## WRITTEN TASK
Find every line below that contains the word "name" and copy it out.

Structured figure records
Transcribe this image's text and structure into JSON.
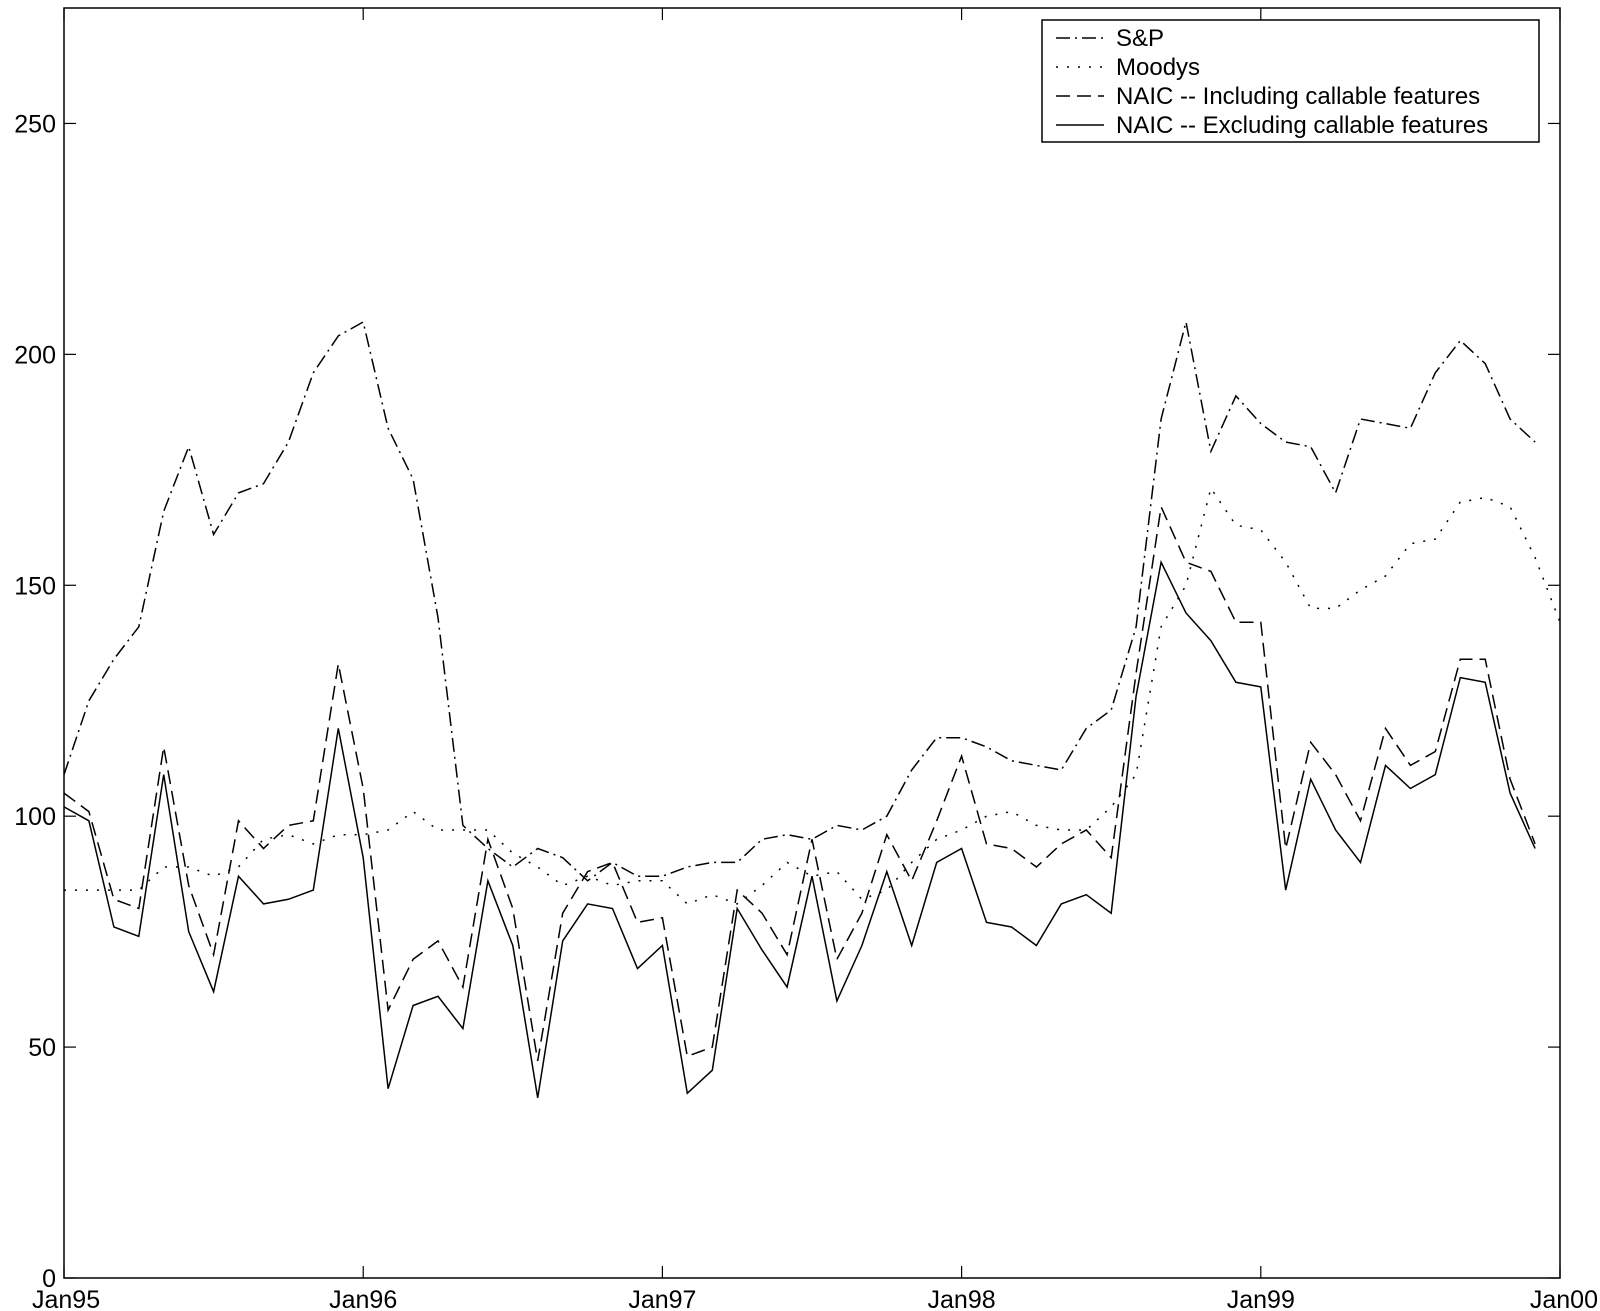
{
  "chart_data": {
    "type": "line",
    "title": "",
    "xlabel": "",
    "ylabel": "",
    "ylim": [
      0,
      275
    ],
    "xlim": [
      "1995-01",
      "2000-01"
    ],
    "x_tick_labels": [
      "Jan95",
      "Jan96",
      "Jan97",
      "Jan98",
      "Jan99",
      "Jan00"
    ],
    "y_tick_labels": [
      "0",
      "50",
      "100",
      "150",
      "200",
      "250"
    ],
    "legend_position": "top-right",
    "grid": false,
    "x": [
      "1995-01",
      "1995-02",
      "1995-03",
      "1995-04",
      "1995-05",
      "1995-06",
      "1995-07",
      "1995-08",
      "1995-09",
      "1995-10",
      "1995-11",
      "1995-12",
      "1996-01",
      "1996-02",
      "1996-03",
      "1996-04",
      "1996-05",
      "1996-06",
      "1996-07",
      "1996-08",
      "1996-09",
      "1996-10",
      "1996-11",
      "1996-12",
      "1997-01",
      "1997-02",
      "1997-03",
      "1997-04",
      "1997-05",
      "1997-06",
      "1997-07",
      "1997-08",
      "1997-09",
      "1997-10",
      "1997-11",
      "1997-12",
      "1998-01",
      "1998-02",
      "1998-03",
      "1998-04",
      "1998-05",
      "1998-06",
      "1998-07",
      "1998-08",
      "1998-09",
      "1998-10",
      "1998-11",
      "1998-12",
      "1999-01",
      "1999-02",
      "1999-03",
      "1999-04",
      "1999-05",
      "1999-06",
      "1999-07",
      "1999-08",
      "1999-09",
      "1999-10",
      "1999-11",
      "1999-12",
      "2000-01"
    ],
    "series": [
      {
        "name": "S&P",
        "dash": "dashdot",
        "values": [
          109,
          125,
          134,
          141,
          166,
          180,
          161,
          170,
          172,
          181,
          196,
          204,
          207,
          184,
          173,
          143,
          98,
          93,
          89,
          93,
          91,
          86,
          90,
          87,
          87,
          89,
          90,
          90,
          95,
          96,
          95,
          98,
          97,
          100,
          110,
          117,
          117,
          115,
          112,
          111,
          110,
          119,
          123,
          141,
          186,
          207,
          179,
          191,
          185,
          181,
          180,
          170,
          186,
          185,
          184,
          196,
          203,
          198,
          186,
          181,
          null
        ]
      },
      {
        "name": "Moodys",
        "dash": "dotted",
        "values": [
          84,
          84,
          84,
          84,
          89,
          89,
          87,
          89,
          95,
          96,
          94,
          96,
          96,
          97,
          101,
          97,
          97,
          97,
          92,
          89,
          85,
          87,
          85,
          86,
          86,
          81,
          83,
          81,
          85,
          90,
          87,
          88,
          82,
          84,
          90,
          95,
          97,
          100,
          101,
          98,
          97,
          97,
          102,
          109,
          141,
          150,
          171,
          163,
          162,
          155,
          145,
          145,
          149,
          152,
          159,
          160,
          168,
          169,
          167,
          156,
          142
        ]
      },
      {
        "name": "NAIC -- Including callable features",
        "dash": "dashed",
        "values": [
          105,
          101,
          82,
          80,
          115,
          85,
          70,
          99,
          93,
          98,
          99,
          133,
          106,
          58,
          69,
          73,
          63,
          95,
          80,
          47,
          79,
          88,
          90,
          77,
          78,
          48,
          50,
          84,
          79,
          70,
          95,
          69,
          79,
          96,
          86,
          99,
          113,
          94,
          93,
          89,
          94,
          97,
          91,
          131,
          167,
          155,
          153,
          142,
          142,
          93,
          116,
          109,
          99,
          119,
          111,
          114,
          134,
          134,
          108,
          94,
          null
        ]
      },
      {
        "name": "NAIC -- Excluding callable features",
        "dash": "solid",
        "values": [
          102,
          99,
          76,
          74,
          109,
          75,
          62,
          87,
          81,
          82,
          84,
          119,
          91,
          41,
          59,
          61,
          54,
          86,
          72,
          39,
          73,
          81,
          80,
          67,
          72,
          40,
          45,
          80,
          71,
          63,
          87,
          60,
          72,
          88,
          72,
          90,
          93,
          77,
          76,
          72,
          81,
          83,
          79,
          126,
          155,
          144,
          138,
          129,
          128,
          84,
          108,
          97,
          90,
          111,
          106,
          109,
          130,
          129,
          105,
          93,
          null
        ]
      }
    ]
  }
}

* * *

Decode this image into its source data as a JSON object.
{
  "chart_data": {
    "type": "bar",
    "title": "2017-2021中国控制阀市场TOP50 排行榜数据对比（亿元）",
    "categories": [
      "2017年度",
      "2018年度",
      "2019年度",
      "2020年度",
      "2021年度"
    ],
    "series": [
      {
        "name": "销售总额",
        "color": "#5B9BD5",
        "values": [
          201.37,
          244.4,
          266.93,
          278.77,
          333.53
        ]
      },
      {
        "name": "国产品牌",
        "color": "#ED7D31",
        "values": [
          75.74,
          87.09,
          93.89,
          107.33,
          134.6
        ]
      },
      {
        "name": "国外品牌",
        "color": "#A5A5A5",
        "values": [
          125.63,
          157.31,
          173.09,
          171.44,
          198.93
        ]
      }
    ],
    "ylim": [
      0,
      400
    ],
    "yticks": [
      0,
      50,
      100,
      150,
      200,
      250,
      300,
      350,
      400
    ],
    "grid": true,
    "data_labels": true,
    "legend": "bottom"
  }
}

## TASK RESULT
        "name": "S&P",
        "name": "Moodys",
        "name": "NAIC -- Including callable features",
        "name": "NAIC -- Excluding callable features",
        "name": "销售总额",
        "name": "国产品牌",
        "name": "国外品牌",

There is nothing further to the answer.